- _Problem statement_
Reproduce the records below in their entirety, character for character.

Dataset items:
——
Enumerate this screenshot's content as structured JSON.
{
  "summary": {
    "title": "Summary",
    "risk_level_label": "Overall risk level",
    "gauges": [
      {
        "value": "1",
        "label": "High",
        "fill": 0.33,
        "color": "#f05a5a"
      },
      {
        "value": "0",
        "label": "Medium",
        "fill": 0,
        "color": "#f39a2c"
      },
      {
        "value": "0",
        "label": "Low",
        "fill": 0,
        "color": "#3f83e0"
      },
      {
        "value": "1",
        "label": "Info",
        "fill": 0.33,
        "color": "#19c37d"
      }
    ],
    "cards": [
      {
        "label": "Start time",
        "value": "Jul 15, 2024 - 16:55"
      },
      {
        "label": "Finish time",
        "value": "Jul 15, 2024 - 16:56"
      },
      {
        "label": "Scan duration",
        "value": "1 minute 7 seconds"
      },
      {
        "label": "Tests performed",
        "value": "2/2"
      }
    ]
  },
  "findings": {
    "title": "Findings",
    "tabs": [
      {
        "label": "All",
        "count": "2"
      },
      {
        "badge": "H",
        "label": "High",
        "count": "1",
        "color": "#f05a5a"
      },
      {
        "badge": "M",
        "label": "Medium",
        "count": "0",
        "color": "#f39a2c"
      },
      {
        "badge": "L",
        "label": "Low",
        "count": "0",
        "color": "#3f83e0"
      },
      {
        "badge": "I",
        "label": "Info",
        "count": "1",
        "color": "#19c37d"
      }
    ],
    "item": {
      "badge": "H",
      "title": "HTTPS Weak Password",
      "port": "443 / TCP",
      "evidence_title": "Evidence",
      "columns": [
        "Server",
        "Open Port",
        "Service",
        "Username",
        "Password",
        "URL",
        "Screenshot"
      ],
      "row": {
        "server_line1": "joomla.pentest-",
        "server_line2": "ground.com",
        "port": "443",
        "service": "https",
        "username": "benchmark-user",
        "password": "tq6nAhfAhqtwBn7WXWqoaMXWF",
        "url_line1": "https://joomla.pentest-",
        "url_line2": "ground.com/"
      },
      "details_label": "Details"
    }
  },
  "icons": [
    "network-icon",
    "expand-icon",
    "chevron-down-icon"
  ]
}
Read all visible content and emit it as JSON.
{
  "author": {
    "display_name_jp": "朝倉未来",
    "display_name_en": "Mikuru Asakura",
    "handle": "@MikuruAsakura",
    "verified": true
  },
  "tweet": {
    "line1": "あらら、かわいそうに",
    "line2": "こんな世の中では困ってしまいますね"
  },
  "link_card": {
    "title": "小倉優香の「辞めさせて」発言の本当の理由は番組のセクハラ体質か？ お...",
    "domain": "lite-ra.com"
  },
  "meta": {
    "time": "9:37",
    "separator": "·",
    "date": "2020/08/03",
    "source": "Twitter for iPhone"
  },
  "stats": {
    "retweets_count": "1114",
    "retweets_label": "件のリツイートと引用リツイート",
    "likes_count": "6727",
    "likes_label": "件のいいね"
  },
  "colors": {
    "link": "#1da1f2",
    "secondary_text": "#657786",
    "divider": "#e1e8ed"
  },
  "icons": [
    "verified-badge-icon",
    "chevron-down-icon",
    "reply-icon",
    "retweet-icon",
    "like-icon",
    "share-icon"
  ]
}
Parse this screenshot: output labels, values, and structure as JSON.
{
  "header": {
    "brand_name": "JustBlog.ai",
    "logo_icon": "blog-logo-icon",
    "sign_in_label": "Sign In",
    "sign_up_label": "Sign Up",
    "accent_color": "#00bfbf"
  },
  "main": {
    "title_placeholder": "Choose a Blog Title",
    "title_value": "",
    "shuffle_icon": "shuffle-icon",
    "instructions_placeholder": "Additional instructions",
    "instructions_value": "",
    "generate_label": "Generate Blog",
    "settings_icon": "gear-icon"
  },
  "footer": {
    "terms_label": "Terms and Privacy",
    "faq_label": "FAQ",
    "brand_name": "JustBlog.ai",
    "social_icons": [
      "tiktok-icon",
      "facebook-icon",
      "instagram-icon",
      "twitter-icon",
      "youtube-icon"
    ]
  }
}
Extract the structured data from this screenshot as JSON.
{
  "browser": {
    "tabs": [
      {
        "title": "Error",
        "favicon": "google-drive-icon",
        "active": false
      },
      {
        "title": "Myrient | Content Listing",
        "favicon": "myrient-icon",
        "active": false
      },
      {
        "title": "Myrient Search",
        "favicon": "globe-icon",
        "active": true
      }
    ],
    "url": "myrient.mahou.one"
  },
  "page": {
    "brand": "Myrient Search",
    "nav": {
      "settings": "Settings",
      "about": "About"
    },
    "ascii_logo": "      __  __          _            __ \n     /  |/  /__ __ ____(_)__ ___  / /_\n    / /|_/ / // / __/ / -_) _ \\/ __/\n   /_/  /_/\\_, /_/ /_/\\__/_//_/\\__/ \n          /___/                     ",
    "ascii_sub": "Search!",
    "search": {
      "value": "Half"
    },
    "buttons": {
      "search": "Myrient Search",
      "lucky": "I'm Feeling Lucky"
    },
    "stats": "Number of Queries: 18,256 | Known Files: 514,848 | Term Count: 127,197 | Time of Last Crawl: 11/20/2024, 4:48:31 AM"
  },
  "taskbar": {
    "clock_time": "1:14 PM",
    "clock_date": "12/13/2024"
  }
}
——
- _Answer in full_
Enumerate this screenshot's content as structured JSON.
{
  "summary": {
    "title": "Summary",
    "risk_level_label": "Overall risk level",
    "gauges": [
      {
        "value": "1",
        "label": "High",
        "fill": 0.33,
        "color": "#f05a5a"
      },
      {
        "value": "0",
        "label": "Medium",
        "fill": 0,
        "color": "#f39a2c"
      },
      {
        "value": "0",
        "label": "Low",
        "fill": 0,
        "color": "#3f83e0"
      },
      {
        "value": "1",
        "label": "Info",
        "fill": 0.33,
        "color": "#19c37d"
      }
    ],
    "cards": [
      {
        "label": "Start time",
        "value": "Jul 15, 2024 - 16:55"
      },
      {
        "label": "Finish time",
        "value": "Jul 15, 2024 - 16:56"
      },
      {
        "label": "Scan duration",
        "value": "1 minute 7 seconds"
      },
      {
        "label": "Tests performed",
        "value": "2/2"
      }
    ]
  },
  "findings": {
    "title": "Findings",
    "tabs": [
      {
        "label": "All",
        "count": "2"
      },
      {
        "badge": "H",
        "label": "High",
        "count": "1",
        "color": "#f05a5a"
      },
      {
        "badge": "M",
        "label": "Medium",
        "count": "0",
        "color": "#f39a2c"
      },
      {
        "badge": "L",
        "label": "Low",
        "count": "0",
        "color": "#3f83e0"
      },
      {
        "badge": "I",
        "label": "Info",
        "count": "1",
        "color": "#19c37d"
      }
    ],
    "item": {
      "badge": "H",
      "title": "HTTPS Weak Password",
      "port": "443 / TCP",
      "evidence_title": "Evidence",
      "columns": [
        "Server",
        "Open Port",
        "Service",
        "Username",
        "Password",
        "URL",
        "Screenshot"
      ],
      "row": {
        "server_line1": "joomla.pentest-",
        "server_line2": "ground.com",
        "port": "443",
        "service": "https",
        "username": "benchmark-user",
        "password": "tq6nAhfAhqtwBn7WXWqoaMXWF",
        "url_line1": "https://joomla.pentest-",
        "url_line2": "ground.com/"
      },
      "details_label": "Details"
    }
  },
  "icons": [
    "network-icon",
    "expand-icon",
    "chevron-down-icon"
  ]
}
Read all visible content and emit it as JSON.
{
  "author": {
    "display_name_jp": "朝倉未来",
    "display_name_en": "Mikuru Asakura",
    "handle": "@MikuruAsakura",
    "verified": true
  },
  "tweet": {
    "line1": "あらら、かわいそうに",
    "line2": "こんな世の中では困ってしまいますね"
  },
  "link_card": {
    "title": "小倉優香の「辞めさせて」発言の本当の理由は番組のセクハラ体質か？ お...",
    "domain": "lite-ra.com"
  },
  "meta": {
    "time": "9:37",
    "separator": "·",
    "date": "2020/08/03",
    "source": "Twitter for iPhone"
  },
  "stats": {
    "retweets_count": "1114",
    "retweets_label": "件のリツイートと引用リツイート",
    "likes_count": "6727",
    "likes_label": "件のいいね"
  },
  "colors": {
    "link": "#1da1f2",
    "secondary_text": "#657786",
    "divider": "#e1e8ed"
  },
  "icons": [
    "verified-badge-icon",
    "chevron-down-icon",
    "reply-icon",
    "retweet-icon",
    "like-icon",
    "share-icon"
  ]
}
Parse this screenshot: output labels, values, and structure as JSON.
{
  "header": {
    "brand_name": "JustBlog.ai",
    "logo_icon": "blog-logo-icon",
    "sign_in_label": "Sign In",
    "sign_up_label": "Sign Up",
    "accent_color": "#00bfbf"
  },
  "main": {
    "title_placeholder": "Choose a Blog Title",
    "title_value": "",
    "shuffle_icon": "shuffle-icon",
    "instructions_placeholder": "Additional instructions",
    "instructions_value": "",
    "generate_label": "Generate Blog",
    "settings_icon": "gear-icon"
  },
  "footer": {
    "terms_label": "Terms and Privacy",
    "faq_label": "FAQ",
    "brand_name": "JustBlog.ai",
    "social_icons": [
      "tiktok-icon",
      "facebook-icon",
      "instagram-icon",
      "twitter-icon",
      "youtube-icon"
    ]
  }
}
Extract the structured data from this screenshot as JSON.
{
  "browser": {
    "tabs": [
      {
        "title": "Error",
        "favicon": "google-drive-icon",
        "active": false
      },
      {
        "title": "Myrient | Content Listing",
        "favicon": "myrient-icon",
        "active": false
      },
      {
        "title": "Myrient Search",
        "favicon": "globe-icon",
        "active": true
      }
    ],
    "url": "myrient.mahou.one"
  },
  "page": {
    "brand": "Myrient Search",
    "nav": {
      "settings": "Settings",
      "about": "About"
    },
    "ascii_logo": "      __  __          _            __ \n     /  |/  /__ __ ____(_)__ ___  / /_\n    / /|_/ / // / __/ / -_) _ \\/ __/\n   /_/  /_/\\_, /_/ /_/\\__/_//_/\\__/ \n          /___/                     ",
    "ascii_sub": "Search!",
    "search": {
      "value": "Half"
    },
    "buttons": {
      "search": "Myrient Search",
      "lucky": "I'm Feeling Lucky"
    },
    "stats": "Number of Queries: 18,256 | Known Files: 514,848 | Term Count: 127,197 | Time of Last Crawl: 11/20/2024, 4:48:31 AM"
  },
  "taskbar": {
    "clock_time": "1:14 PM",
    "clock_date": "12/13/2024"
  }
}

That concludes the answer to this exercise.